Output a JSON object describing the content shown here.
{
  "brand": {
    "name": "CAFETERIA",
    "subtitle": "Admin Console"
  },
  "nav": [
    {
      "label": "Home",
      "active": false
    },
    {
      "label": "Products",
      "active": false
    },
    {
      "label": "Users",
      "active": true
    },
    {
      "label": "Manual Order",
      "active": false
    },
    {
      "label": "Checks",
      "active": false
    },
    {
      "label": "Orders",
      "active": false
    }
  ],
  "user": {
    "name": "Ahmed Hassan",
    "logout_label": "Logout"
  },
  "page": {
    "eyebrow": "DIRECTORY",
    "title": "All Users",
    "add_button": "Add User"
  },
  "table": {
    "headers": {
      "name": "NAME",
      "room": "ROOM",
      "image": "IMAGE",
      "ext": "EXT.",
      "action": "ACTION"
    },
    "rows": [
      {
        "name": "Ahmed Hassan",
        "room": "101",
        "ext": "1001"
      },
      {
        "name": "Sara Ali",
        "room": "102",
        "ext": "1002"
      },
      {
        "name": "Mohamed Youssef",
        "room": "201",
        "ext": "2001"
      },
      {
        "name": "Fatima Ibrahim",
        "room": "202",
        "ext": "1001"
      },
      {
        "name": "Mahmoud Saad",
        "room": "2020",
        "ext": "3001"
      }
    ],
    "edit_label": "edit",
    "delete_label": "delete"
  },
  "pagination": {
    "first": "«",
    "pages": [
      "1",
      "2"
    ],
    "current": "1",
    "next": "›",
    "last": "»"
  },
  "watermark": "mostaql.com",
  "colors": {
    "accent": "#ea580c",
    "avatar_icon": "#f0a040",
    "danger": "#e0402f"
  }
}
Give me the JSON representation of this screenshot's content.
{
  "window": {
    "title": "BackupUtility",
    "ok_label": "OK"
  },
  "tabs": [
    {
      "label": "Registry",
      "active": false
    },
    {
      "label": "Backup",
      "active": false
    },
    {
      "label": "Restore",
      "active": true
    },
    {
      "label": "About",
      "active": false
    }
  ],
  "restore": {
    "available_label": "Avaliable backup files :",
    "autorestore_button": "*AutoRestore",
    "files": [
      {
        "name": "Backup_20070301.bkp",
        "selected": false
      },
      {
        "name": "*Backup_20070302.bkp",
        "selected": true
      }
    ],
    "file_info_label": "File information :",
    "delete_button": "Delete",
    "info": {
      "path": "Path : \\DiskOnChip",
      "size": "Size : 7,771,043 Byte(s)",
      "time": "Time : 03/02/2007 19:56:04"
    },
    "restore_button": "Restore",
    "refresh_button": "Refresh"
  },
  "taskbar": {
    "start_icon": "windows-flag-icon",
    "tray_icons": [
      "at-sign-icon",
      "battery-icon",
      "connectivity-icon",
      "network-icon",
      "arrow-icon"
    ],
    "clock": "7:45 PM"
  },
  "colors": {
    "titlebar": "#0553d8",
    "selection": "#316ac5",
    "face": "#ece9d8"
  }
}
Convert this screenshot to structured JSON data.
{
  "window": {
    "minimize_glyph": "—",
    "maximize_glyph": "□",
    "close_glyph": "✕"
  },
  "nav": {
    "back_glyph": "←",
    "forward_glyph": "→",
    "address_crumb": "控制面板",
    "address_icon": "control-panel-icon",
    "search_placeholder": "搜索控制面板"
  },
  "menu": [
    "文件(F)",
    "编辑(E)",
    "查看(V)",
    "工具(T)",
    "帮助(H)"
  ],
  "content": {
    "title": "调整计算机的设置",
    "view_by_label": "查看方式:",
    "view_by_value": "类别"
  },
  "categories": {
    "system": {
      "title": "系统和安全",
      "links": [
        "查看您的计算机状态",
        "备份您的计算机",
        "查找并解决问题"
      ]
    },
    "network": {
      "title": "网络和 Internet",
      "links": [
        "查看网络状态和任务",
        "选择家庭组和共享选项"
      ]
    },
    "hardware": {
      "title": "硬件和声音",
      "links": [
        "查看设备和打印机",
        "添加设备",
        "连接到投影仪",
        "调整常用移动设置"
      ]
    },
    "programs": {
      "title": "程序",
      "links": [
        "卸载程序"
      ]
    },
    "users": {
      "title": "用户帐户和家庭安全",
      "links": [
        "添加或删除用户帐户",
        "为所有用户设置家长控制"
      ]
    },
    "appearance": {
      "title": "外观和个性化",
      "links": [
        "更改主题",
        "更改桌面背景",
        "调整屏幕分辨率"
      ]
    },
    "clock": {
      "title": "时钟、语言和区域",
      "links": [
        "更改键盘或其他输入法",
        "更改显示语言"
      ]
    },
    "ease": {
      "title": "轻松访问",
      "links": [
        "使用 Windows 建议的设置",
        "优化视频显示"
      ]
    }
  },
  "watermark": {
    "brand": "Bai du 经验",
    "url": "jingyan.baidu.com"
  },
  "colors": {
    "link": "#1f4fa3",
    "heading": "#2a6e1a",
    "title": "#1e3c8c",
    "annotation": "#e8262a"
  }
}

The request: From the listing above, collect every line that mentions the word "files".

Output:
    "available_label": "Avaliable backup files :",
    "files": [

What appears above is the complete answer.